### EXERCISE A
Reproduce the entries word for word, starting with the very first entry and ending with the line containing "panel: step 1 <box>25 390 238 518</box>", including both.

### SOURCE PASSAGE
^^^^

In various meetings between ministers and officials from both sides during 2002, the
Japanese pledged to continue close discussions with the Americans on the Iraq issue,
but they also placed two caveats. Firstly, they argued that it is important to have
United Nations resolutions on weapons inspections and, indeed, any subsequent
military action against Iraq. The Japanese government was therefore relieved that the
United States did go down the line of obtaining a UN mandate for the weapons
inspectors to investigate Iraq through UN Resolution 1441 in November 2002.
Secondly, the Japanese stressed that the stability of the whole Middle East region was
vital. By this Japan, which has significant economic interests in the Middle East ( a
region from which it still imports around 70% of its oil needs), meant that the United
States should not only ensure that Arab countries were broadly supportive, even if
only in private, on military action against Iraq but also that the United States take a
more comprehensive view of the Middle East situation and in particular become more
involved in trying to settle the Israel-Palestine problem.
Resistance to being dragged into ‘an American war’ grew within Japan during 2002,
not just from opposition parties and groups, but even from within the ruling LDP-led
coalition. A leading LDP politician Yamazaki Taku argued that ‘unilateral action’ by
the United States against Iraq was undesirable; as an alliance partner, Japan ‘should
oppose’ such military action (Nihon Keizai Shimbun, 29 August 2002). The leaders of
LDP’s main coalition ally, the Komeito party, also expressed reservations.5 However,
following the UN resolution in early November 2002 which authorised the weapons
inspectors to start work in Iraq, the United States sounded out Japan about what it
might contribute to any campaign against Iraq. The Japanese government was very
reluctant to become directly involved, as that would require a domestically-sensitive
revision of the 2001 legislation, which specifically limited SDF involvement to the
war against terrorism (and, by extension, Afghanistan). Instead it decided to extend its
logistical support to US forces in and around Afghanistan for a further six months and
to send a high-technology Aegis-equipped destroyer to join those Maritime SDF ships
already deployed in the Gulf of Oman (Japan Times, 3, 6 December 2002). The range
of the Aegis system is such that intelligence from the Persian Gulf could also be
gathered, but the Japanese intention was primarily to relieve the US burden in
Afghanistan thereby freeing up some US capabilities in the event of war with Iraq.

^^^^

Box coordinate listings:
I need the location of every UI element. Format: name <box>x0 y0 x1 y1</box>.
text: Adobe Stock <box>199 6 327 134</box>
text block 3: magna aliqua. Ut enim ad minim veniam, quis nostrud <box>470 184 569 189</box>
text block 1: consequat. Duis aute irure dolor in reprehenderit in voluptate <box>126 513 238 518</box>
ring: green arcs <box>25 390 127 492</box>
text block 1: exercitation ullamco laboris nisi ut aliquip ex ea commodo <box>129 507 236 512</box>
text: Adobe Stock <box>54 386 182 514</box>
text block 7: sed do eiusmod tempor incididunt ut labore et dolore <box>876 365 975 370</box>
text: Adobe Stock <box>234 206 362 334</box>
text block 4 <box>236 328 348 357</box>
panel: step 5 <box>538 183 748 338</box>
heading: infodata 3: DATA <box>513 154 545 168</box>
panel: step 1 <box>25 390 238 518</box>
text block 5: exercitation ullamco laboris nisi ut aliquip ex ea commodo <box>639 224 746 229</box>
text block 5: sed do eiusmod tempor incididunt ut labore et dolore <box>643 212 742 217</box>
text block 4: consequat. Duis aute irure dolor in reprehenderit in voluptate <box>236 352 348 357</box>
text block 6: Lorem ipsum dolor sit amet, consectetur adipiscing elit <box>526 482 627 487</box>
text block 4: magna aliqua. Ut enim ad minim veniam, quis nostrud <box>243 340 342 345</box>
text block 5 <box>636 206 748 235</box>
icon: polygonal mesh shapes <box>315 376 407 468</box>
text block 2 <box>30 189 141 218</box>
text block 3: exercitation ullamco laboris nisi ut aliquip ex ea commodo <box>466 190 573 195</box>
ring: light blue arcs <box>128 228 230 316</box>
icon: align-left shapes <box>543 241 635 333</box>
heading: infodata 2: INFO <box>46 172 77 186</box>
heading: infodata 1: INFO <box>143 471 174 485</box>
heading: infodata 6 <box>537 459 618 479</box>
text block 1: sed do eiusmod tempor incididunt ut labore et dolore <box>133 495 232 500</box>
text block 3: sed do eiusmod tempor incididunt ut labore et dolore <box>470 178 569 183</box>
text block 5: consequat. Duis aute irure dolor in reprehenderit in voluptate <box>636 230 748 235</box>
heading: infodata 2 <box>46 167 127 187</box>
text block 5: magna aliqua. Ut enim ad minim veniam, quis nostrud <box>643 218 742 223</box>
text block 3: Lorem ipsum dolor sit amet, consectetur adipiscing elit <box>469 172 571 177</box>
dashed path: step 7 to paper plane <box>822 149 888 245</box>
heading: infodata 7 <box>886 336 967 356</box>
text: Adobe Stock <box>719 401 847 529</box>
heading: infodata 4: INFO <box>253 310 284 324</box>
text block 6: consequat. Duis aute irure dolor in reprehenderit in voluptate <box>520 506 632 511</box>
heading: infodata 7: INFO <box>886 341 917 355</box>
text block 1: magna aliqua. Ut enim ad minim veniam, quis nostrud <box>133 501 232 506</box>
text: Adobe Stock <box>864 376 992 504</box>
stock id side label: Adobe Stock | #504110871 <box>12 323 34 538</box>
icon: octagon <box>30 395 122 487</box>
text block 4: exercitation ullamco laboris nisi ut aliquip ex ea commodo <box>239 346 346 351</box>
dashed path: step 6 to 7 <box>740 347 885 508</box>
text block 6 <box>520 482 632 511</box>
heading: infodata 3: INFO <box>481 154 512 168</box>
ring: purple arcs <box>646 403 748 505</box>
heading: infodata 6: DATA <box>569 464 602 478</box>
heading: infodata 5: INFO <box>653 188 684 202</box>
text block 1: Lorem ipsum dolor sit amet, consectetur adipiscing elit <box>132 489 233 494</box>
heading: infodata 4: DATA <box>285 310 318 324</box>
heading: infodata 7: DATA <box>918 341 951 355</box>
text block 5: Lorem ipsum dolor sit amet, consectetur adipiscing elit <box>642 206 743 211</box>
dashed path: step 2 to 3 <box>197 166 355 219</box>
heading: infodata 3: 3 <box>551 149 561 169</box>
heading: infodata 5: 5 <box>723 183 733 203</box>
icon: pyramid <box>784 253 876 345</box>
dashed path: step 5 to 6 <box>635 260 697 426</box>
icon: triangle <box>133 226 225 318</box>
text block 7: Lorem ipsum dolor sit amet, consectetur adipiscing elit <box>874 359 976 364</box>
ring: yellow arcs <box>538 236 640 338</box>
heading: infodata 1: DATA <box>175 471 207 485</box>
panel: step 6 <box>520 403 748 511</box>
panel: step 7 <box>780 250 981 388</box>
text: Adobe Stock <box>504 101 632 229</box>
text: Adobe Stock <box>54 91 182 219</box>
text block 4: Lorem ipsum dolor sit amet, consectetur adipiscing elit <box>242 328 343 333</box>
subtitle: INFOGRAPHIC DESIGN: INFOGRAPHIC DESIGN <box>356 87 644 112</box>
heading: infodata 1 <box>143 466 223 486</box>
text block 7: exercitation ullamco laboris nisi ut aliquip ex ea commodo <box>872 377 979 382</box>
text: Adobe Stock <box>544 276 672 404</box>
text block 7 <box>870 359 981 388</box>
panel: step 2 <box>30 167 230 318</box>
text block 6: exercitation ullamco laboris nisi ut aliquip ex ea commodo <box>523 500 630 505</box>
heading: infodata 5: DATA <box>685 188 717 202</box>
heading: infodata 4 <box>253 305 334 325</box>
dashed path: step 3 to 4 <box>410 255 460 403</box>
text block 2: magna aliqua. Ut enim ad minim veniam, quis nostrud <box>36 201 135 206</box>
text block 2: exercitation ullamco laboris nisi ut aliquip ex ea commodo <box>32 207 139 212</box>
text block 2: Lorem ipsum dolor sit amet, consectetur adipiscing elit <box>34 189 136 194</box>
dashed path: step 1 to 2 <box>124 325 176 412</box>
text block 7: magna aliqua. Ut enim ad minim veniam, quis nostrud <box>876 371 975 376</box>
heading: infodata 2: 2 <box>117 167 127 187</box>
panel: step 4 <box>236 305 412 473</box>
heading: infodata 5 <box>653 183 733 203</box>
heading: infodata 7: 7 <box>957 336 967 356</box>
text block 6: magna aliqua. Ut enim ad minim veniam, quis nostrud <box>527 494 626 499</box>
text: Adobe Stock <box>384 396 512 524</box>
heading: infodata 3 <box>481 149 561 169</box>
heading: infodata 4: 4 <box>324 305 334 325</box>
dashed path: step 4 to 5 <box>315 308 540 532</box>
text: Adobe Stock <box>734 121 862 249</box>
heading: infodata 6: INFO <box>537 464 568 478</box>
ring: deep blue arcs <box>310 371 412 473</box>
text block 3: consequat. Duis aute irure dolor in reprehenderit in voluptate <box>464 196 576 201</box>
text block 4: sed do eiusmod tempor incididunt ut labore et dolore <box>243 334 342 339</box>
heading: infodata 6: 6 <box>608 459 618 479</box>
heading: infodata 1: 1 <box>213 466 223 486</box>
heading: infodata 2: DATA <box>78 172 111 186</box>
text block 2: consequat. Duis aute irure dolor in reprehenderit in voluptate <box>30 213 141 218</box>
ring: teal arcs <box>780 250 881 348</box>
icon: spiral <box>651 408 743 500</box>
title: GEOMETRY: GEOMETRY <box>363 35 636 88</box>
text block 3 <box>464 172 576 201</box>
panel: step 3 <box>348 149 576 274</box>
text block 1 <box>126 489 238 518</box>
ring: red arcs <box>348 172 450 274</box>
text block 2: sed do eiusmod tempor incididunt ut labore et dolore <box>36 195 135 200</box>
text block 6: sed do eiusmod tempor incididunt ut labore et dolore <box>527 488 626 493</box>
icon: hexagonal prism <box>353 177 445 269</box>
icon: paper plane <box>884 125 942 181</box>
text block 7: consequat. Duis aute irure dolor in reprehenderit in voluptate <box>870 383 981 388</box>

^^^^

### EXERCISE B
In the passage on Japan's stance toward the Iraq issue, list every piece of wording enclosed in parentheses.

### ANSWER A
I need the location of every UI element. Format: name <box>x0 y0 x1 y1</box>.
text: Adobe Stock <box>199 6 327 134</box>
text block 3: magna aliqua. Ut enim ad minim veniam, quis nostrud <box>470 184 569 189</box>
text block 1: consequat. Duis aute irure dolor in reprehenderit in voluptate <box>126 513 238 518</box>
ring: green arcs <box>25 390 127 492</box>
text block 1: exercitation ullamco laboris nisi ut aliquip ex ea commodo <box>129 507 236 512</box>
text: Adobe Stock <box>54 386 182 514</box>
text block 7: sed do eiusmod tempor incididunt ut labore et dolore <box>876 365 975 370</box>
text: Adobe Stock <box>234 206 362 334</box>
text block 4 <box>236 328 348 357</box>
panel: step 5 <box>538 183 748 338</box>
heading: infodata 3: DATA <box>513 154 545 168</box>
panel: step 1 <box>25 390 238 518</box>

### ANSWER B
- a region from which it still imports around 70% of its oil needs
- Nihon Keizai Shimbun, 29 August 2002
- and, by extension, Afghanistan
- Japan Times, 3, 6 December 2002